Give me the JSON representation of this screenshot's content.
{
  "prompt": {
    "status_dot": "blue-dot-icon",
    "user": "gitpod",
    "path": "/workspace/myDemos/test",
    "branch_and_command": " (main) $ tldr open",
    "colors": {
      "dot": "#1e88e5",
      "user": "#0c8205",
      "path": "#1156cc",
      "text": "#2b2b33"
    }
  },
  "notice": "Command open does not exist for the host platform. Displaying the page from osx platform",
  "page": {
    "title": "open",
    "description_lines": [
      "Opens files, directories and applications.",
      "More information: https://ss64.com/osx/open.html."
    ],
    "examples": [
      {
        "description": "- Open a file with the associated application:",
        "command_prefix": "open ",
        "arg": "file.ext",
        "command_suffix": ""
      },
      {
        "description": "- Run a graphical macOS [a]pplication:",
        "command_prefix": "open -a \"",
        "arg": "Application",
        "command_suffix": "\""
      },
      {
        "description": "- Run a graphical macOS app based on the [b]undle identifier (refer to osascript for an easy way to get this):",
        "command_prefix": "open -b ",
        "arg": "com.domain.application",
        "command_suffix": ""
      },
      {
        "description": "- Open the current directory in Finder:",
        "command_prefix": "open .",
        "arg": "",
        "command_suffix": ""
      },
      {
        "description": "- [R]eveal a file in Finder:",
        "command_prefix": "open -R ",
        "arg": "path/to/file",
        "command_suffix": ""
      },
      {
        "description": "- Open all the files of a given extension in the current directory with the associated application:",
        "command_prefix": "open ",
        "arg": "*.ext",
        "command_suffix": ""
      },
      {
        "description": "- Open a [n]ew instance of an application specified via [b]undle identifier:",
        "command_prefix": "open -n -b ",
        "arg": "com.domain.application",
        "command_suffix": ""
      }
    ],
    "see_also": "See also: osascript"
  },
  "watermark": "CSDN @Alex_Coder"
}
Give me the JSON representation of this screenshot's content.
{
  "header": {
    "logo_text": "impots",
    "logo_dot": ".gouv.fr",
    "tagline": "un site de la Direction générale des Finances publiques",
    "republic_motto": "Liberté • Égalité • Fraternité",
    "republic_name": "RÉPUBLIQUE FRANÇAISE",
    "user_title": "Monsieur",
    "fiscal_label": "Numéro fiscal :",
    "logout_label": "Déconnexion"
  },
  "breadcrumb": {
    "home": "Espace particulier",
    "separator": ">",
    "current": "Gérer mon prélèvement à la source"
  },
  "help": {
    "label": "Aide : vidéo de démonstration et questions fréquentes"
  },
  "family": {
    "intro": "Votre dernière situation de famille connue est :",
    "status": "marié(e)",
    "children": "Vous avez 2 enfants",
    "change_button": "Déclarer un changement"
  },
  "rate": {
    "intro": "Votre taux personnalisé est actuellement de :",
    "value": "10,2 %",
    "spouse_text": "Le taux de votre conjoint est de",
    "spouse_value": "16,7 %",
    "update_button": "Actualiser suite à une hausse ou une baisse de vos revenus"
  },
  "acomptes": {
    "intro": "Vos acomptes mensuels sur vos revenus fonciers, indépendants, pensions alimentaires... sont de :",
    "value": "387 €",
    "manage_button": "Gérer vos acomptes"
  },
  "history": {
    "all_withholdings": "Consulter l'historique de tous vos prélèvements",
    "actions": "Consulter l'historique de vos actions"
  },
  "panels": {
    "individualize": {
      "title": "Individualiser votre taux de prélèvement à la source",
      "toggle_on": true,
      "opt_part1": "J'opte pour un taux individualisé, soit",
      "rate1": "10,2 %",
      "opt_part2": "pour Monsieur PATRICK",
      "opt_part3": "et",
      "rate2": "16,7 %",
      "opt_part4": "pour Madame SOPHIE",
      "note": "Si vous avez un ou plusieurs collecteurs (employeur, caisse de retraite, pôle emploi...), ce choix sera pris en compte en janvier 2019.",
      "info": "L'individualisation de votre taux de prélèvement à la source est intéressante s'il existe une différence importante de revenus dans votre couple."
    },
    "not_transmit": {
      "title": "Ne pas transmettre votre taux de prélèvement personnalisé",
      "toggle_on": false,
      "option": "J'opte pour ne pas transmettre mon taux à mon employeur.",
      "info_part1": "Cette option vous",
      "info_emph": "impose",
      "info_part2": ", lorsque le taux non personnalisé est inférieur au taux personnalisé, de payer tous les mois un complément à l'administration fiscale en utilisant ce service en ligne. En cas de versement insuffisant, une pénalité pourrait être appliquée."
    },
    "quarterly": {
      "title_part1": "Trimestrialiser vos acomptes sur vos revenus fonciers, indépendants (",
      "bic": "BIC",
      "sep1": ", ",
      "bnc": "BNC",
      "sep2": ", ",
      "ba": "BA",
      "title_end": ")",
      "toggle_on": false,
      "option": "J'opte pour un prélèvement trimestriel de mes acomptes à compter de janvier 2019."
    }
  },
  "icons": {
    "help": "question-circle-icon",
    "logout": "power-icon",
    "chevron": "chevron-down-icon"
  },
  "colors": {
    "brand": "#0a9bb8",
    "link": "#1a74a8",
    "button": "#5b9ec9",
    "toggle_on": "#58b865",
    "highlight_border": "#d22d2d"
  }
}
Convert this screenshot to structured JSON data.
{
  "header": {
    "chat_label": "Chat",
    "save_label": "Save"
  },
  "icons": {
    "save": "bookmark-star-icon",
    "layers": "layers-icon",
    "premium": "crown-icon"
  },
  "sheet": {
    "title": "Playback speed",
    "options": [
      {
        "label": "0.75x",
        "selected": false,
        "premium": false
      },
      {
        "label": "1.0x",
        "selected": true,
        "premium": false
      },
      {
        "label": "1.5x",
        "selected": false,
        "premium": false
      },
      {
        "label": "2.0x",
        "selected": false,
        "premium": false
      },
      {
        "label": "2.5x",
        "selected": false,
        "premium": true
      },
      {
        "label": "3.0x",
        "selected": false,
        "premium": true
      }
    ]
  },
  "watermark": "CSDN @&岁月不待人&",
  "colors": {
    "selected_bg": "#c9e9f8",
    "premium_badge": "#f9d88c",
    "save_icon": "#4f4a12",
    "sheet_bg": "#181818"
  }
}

_STATED PROBLEM_
Using the listing above, show each line holding the string "current".

_EXERCISE ANSWER_
        "description": "- Open the current directory in Finder:",
        "description": "- Open all the files of a given extension in the current directory with the associated application:",
    "current": "Gérer mon prélèvement à la source"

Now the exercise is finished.